═══ Provided entries

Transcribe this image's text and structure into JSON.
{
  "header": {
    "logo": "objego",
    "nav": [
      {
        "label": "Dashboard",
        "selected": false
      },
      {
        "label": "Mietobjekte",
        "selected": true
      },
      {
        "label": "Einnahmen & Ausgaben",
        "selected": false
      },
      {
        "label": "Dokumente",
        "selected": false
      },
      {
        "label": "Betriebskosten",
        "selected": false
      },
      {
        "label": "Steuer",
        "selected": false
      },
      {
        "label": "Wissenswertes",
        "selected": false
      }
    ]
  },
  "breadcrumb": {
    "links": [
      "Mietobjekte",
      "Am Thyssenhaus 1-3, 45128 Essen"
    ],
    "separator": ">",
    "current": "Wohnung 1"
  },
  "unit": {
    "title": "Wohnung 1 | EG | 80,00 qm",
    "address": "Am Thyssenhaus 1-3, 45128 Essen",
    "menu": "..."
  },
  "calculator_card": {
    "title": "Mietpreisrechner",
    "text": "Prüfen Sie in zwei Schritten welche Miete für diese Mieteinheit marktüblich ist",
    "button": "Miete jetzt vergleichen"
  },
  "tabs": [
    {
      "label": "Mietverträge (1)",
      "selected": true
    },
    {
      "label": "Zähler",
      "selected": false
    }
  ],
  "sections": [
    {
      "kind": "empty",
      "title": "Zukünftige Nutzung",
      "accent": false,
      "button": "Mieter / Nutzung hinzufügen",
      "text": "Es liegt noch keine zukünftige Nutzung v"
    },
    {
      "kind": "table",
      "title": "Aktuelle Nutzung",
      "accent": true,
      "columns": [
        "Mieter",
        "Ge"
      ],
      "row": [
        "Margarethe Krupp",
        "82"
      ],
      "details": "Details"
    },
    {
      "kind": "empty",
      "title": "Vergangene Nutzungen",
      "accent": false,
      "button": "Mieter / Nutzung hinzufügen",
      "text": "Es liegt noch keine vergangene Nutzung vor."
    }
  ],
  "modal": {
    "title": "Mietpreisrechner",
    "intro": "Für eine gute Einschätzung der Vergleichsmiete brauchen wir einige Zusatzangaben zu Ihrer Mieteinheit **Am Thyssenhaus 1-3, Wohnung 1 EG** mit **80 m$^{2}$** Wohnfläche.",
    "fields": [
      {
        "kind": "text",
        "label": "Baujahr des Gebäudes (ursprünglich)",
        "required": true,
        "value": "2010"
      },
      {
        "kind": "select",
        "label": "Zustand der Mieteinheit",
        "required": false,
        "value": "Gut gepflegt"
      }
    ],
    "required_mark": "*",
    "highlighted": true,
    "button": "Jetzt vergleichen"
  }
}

══════

=== What you should do ===
How many lines in the entries contain the string "Thyssenhaus"? Answer with the number only.

=== Reply ===
3